— Start —

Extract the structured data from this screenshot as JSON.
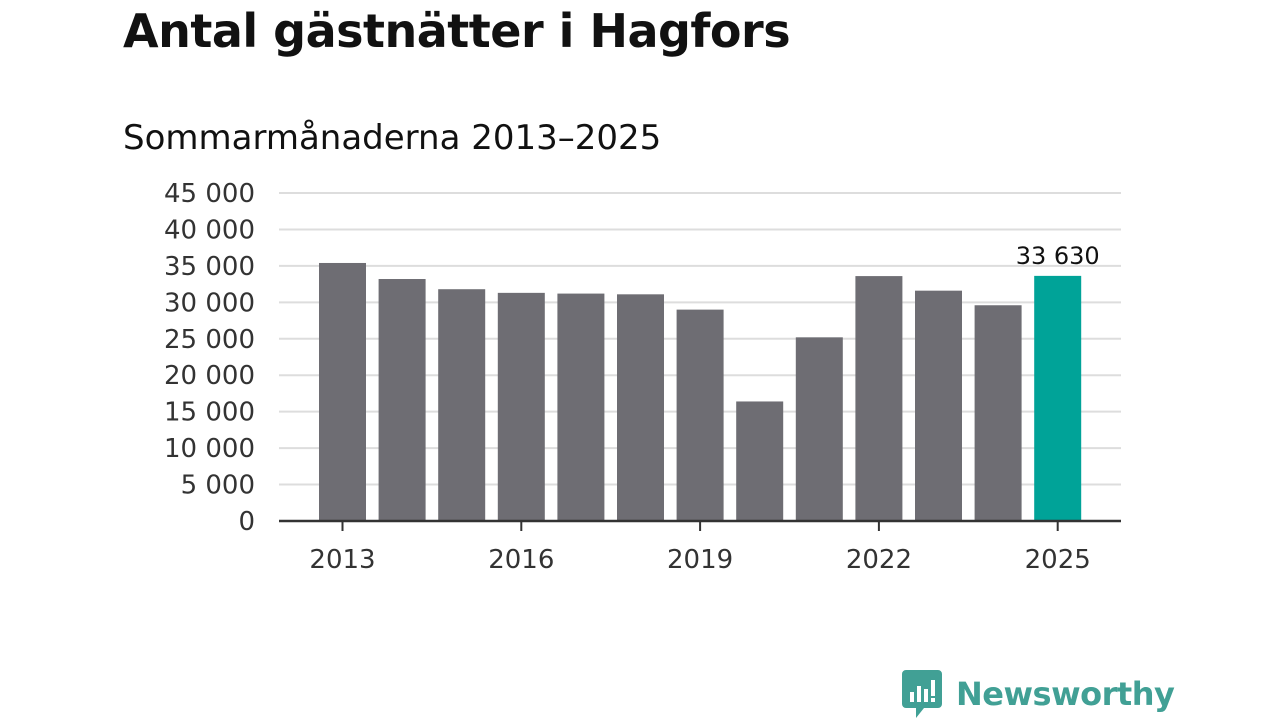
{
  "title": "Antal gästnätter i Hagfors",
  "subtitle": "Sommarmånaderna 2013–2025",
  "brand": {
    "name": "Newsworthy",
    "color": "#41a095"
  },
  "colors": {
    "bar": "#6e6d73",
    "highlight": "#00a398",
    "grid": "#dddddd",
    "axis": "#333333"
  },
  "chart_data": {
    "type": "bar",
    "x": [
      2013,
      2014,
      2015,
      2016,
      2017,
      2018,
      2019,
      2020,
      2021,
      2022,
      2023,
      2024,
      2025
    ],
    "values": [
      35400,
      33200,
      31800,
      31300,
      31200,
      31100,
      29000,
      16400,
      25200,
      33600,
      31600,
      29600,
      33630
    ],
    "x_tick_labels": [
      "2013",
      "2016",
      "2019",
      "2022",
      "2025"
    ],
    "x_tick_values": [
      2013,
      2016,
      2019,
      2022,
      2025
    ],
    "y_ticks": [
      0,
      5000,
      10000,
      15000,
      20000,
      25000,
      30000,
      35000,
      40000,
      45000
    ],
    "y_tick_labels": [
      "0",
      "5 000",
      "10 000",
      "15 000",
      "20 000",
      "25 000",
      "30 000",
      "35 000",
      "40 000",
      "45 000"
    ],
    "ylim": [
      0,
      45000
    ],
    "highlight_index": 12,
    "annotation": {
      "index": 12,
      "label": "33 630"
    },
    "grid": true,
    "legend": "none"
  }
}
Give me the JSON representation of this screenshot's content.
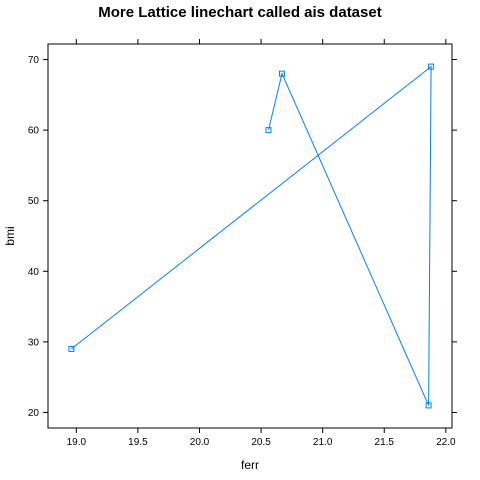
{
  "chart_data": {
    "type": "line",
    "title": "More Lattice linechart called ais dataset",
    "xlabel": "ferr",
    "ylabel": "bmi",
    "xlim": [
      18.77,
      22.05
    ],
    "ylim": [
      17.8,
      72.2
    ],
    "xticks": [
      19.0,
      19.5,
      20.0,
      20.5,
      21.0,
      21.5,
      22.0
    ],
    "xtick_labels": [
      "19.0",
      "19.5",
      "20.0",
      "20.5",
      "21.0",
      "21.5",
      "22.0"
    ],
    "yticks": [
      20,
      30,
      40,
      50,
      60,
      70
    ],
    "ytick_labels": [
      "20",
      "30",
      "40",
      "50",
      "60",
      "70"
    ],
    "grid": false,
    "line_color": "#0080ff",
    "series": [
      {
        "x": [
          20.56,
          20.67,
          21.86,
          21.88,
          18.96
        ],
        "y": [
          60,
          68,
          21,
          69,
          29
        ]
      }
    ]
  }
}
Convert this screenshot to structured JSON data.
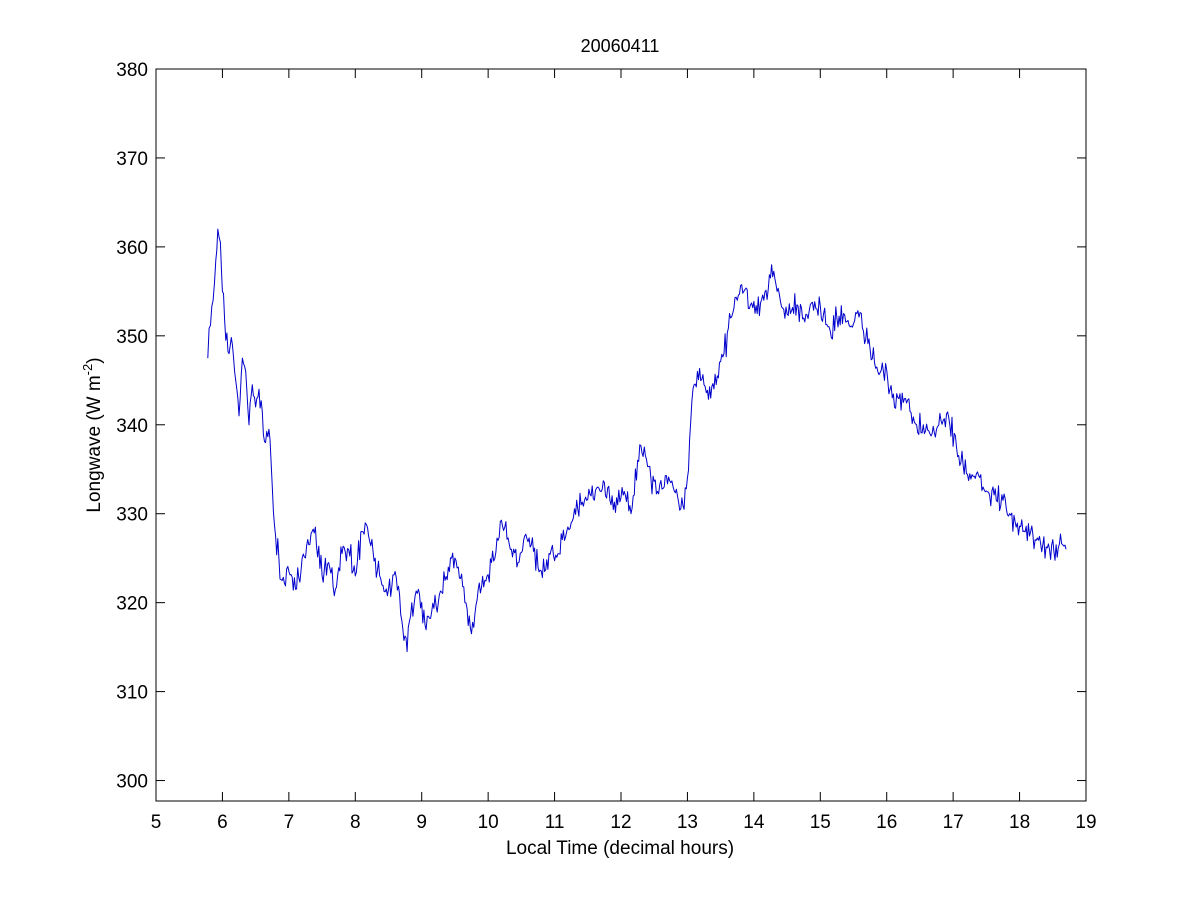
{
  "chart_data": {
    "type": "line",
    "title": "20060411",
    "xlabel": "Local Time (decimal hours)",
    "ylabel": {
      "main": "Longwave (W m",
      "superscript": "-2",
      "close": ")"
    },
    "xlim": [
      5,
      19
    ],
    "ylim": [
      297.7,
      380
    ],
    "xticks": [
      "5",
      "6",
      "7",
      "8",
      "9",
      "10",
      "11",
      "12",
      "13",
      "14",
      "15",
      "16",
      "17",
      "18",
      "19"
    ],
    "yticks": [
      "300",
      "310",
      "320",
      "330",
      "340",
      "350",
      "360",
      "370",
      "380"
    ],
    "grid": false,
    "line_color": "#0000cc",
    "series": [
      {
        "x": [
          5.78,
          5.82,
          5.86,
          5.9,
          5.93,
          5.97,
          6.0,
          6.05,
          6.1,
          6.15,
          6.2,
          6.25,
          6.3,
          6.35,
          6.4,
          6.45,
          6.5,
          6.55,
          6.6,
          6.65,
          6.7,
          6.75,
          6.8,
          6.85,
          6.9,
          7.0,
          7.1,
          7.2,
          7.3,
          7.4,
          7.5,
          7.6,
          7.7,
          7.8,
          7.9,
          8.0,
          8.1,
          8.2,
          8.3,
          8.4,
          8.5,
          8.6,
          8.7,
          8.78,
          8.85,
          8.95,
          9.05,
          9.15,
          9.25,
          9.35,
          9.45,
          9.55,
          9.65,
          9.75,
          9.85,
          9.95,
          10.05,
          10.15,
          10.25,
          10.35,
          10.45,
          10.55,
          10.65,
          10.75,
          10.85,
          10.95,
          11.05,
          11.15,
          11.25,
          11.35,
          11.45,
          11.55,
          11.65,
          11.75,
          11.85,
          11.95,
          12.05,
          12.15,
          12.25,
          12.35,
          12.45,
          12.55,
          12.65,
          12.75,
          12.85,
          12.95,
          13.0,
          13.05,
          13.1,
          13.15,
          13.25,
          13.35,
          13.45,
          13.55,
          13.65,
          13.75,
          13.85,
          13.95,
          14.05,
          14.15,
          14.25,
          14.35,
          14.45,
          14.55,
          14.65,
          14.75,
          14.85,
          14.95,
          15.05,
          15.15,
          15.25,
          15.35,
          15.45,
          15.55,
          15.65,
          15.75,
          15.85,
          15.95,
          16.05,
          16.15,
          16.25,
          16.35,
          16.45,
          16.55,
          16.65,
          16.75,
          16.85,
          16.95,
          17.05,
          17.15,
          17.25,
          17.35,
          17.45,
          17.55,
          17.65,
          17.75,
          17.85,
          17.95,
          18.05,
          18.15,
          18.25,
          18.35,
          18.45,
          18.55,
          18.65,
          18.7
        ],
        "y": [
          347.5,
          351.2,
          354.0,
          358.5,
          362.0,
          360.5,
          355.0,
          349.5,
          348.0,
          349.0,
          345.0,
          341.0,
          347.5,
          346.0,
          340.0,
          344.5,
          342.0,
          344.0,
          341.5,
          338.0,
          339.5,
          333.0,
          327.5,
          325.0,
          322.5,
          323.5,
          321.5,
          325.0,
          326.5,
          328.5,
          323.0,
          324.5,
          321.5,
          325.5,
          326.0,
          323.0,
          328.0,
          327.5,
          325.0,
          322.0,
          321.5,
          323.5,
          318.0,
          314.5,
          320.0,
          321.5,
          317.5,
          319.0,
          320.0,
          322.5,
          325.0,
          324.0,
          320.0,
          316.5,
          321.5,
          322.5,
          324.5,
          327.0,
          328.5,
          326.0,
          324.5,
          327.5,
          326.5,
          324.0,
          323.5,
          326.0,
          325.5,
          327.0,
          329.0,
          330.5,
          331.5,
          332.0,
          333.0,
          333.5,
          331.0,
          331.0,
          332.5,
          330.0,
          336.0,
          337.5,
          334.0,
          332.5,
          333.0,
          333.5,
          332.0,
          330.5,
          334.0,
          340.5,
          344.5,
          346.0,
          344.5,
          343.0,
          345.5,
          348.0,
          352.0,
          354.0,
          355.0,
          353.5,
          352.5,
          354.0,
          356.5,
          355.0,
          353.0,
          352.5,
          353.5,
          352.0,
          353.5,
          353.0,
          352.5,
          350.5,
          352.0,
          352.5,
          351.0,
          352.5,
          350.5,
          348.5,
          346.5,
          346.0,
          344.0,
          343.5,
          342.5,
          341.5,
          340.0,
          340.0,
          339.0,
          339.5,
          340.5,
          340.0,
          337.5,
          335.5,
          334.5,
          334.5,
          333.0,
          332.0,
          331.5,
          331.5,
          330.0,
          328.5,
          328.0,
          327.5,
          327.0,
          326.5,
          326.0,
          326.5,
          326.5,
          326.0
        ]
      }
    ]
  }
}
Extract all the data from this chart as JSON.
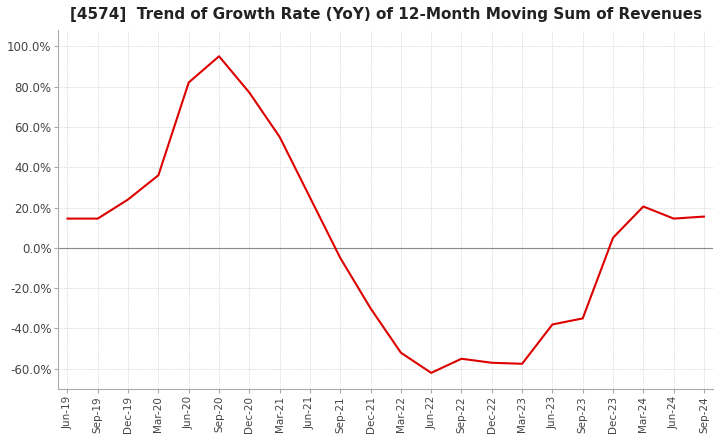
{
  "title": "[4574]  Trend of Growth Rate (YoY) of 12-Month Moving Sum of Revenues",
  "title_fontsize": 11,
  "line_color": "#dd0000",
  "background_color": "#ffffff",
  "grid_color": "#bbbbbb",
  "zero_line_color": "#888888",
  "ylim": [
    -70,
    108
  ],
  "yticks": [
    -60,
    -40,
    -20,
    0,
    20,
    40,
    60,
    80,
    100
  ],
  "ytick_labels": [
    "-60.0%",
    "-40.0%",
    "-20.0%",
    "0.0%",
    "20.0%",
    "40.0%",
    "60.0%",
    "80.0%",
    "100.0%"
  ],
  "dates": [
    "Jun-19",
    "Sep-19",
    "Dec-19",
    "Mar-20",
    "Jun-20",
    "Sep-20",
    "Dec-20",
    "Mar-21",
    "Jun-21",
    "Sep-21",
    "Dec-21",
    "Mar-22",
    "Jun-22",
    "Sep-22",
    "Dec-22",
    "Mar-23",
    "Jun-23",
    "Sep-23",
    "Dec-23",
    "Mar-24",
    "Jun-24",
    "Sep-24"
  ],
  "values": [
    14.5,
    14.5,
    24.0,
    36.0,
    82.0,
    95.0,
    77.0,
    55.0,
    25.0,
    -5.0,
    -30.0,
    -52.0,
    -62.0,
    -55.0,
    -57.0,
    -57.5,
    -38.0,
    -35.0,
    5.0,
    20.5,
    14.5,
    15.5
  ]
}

— End —

* [Exercise aim] Scan the material above. Copy each line that holds the word "Extract".

* [Exercise answer]
Extract the structured data from this screenshot as JSON.
Extract all the data from this chart as JSON.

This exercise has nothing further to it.